> _Work to complete_:
Read the material below. Count the lines containing "icon" and give that count alone.

> _Given data_:

──────

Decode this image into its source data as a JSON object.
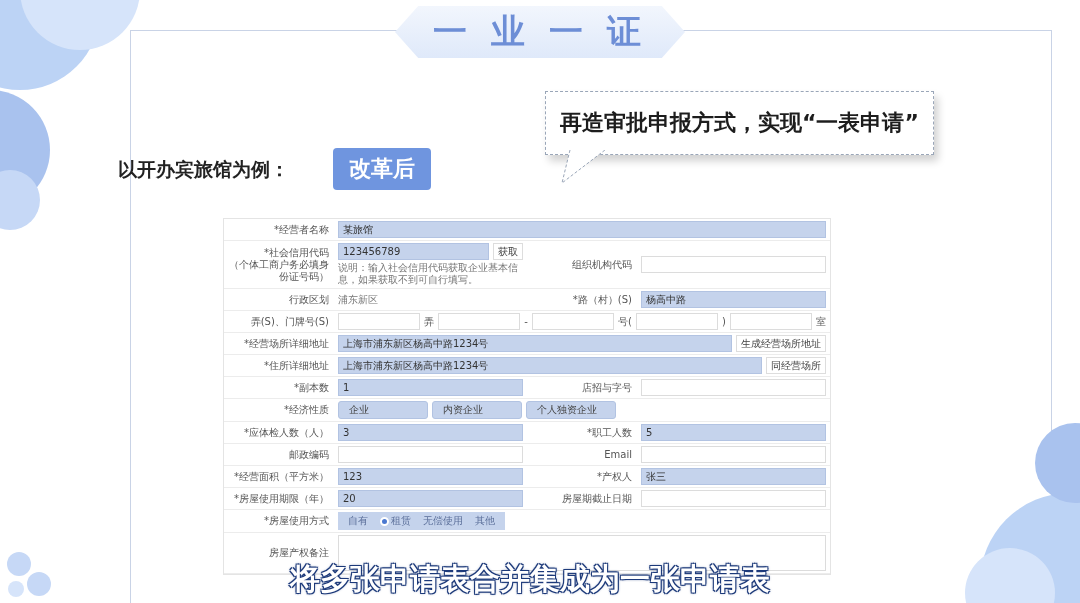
{
  "banner": {
    "title": "一 业 一 证"
  },
  "callout": {
    "text": "再造审批申报方式，实现“一表申请”"
  },
  "example": {
    "label": "以开办宾旅馆为例：",
    "badge": "改革后"
  },
  "form": {
    "rows": [
      {
        "cells": [
          {
            "label": "*经营者名称",
            "field": {
              "kind": "input",
              "value": "某旅馆",
              "filled": true
            }
          }
        ]
      },
      {
        "cells": [
          {
            "label": "*社会信用代码",
            "sublabel": "（个体工商户务必填身份证号码）",
            "field": {
              "kind": "input_button",
              "value": "123456789",
              "filled": true,
              "button": "获取",
              "hint": "说明：输入社会信用代码获取企业基本信息，如果获取不到可自行填写。"
            }
          },
          {
            "label": "组织机构代码",
            "field": {
              "kind": "input",
              "filled": false
            }
          }
        ]
      },
      {
        "cells": [
          {
            "label": "行政区划",
            "field": {
              "kind": "text",
              "value": "浦东新区"
            }
          },
          {
            "label": "*路（村）(S)",
            "field": {
              "kind": "input",
              "value": "杨高中路",
              "filled": true
            }
          }
        ]
      },
      {
        "cells": [
          {
            "label": "弄(S)、门牌号(S)",
            "field": {
              "kind": "segments",
              "parts": [
                {
                  "kind": "input"
                },
                {
                  "kind": "text",
                  "text": "弄"
                },
                {
                  "kind": "input"
                },
                {
                  "kind": "text",
                  "text": "-"
                },
                {
                  "kind": "input"
                },
                {
                  "kind": "text",
                  "text": "号("
                },
                {
                  "kind": "input"
                },
                {
                  "kind": "text",
                  "text": ")"
                },
                {
                  "kind": "input"
                },
                {
                  "kind": "text",
                  "text": "室"
                }
              ]
            }
          }
        ]
      },
      {
        "cells": [
          {
            "label": "*经营场所详细地址",
            "field": {
              "kind": "input_button",
              "value": "上海市浦东新区杨高中路1234号",
              "filled": true,
              "button": "生成经营场所地址"
            }
          }
        ]
      },
      {
        "cells": [
          {
            "label": "*住所详细地址",
            "field": {
              "kind": "input_button",
              "value": "上海市浦东新区杨高中路1234号",
              "filled": true,
              "button": "同经营场所"
            }
          }
        ]
      },
      {
        "cells": [
          {
            "label": "*副本数",
            "field": {
              "kind": "input",
              "value": "1",
              "filled": true
            }
          },
          {
            "label": "店招与字号",
            "field": {
              "kind": "input",
              "filled": false
            }
          }
        ]
      },
      {
        "cells": [
          {
            "label": "*经济性质",
            "field": {
              "kind": "pills",
              "options": [
                "企业",
                "内资企业",
                "个人独资企业"
              ]
            }
          }
        ]
      },
      {
        "cells": [
          {
            "label": "*应体检人数（人）",
            "field": {
              "kind": "input",
              "value": "3",
              "filled": true
            }
          },
          {
            "label": "*职工人数",
            "field": {
              "kind": "input",
              "value": "5",
              "filled": true
            }
          }
        ]
      },
      {
        "cells": [
          {
            "label": "邮政编码",
            "field": {
              "kind": "input",
              "filled": false
            }
          },
          {
            "label": "Email",
            "field": {
              "kind": "input",
              "filled": false
            }
          }
        ]
      },
      {
        "cells": [
          {
            "label": "*经营面积（平方米）",
            "field": {
              "kind": "input",
              "value": "123",
              "filled": true
            }
          },
          {
            "label": "*产权人",
            "field": {
              "kind": "input",
              "value": "张三",
              "filled": true
            }
          }
        ]
      },
      {
        "cells": [
          {
            "label": "*房屋使用期限（年）",
            "field": {
              "kind": "input",
              "value": "20",
              "filled": true
            }
          },
          {
            "label": "房屋期截止日期",
            "field": {
              "kind": "input",
              "filled": false
            }
          }
        ]
      },
      {
        "cells": [
          {
            "label": "*房屋使用方式",
            "field": {
              "kind": "radio",
              "options": [
                {
                  "label": "自有",
                  "selected": false
                },
                {
                  "label": "租赁",
                  "selected": true
                },
                {
                  "label": "无偿使用",
                  "selected": false
                },
                {
                  "label": "其他",
                  "selected": false
                }
              ]
            }
          }
        ]
      },
      {
        "cells": [
          {
            "label": "房屋产权备注",
            "field": {
              "kind": "textarea"
            }
          }
        ]
      }
    ]
  },
  "caption": "将多张申请表合并集成为一张申请表"
}
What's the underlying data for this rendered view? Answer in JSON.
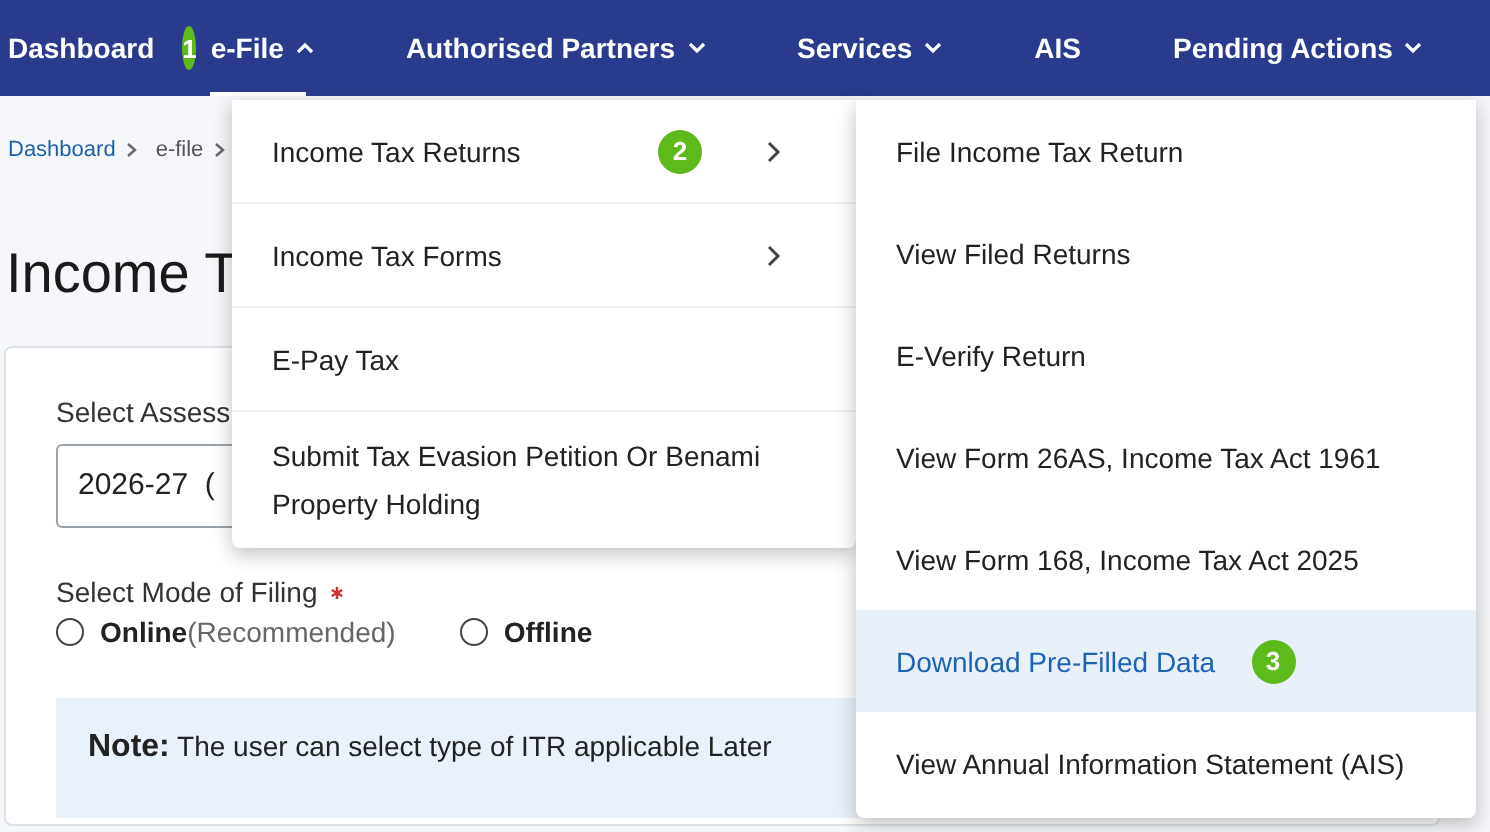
{
  "nav": {
    "items": [
      {
        "label": "Dashboard",
        "selected": false,
        "has_caret": false
      },
      {
        "label": "e-File",
        "selected": true,
        "has_caret": true,
        "step": "1"
      },
      {
        "label": "Authorised Partners",
        "selected": false,
        "has_caret": true
      },
      {
        "label": "Services",
        "selected": false,
        "has_caret": true
      },
      {
        "label": "AIS",
        "selected": false,
        "has_caret": false
      },
      {
        "label": "Pending Actions",
        "selected": false,
        "has_caret": true
      }
    ]
  },
  "breadcrumb": [
    {
      "label": "Dashboard",
      "kind": "link"
    },
    {
      "label": "e-file",
      "kind": "text"
    }
  ],
  "page_title": "Income T",
  "form": {
    "assessment_year_label": "Select Assess",
    "assessment_year_value": "2026-27  (",
    "mode_label": "Select Mode of Filing",
    "mode_required": true,
    "radios": [
      {
        "label": "Online",
        "hint": "(Recommended)",
        "selected": false
      },
      {
        "label": "Offline",
        "selected": false
      }
    ],
    "note": {
      "label": "Note:",
      "text": "The user can select type of ITR applicable Later"
    }
  },
  "efile_menu": {
    "items": [
      {
        "label": "Income Tax Returns",
        "has_submenu": true,
        "step": "2"
      },
      {
        "label": "Income Tax Forms",
        "has_submenu": true
      },
      {
        "label": "E-Pay Tax",
        "has_submenu": false
      },
      {
        "label": "Submit Tax Evasion Petition Or Benami Property Holding",
        "has_submenu": false
      }
    ]
  },
  "returns_submenu": {
    "items": [
      {
        "label": "File Income Tax Return",
        "selected": false
      },
      {
        "label": "View Filed Returns",
        "selected": false
      },
      {
        "label": "E-Verify Return",
        "selected": false
      },
      {
        "label": "View Form 26AS, Income Tax Act 1961",
        "selected": false
      },
      {
        "label": "View Form 168, Income Tax Act 2025",
        "selected": false
      },
      {
        "label": "Download Pre-Filled Data",
        "selected": true,
        "step": "3"
      },
      {
        "label": "View Annual Information Statement (AIS)",
        "selected": false
      }
    ]
  }
}
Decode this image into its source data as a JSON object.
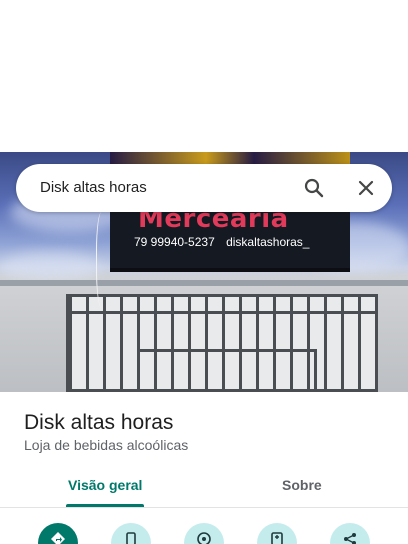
{
  "search": {
    "value": "Disk altas horas"
  },
  "photo": {
    "sign_title": "Mercearia",
    "sign_phone": "79 99940-5237",
    "sign_instagram": "diskaltashoras_"
  },
  "place": {
    "name": "Disk altas horas",
    "category": "Loja de bebidas alcoólicas"
  },
  "tabs": [
    {
      "label": "Visão geral",
      "selected": true
    },
    {
      "label": "Sobre",
      "selected": false
    }
  ],
  "actions": [
    {
      "icon": "directions-icon"
    },
    {
      "icon": "phone-icon"
    },
    {
      "icon": "save-icon"
    },
    {
      "icon": "send-to-phone-icon"
    },
    {
      "icon": "share-icon"
    }
  ],
  "colors": {
    "accent": "#00796b",
    "action_bg": "#c4eced"
  }
}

──────

> _Answer to the exercise_:
5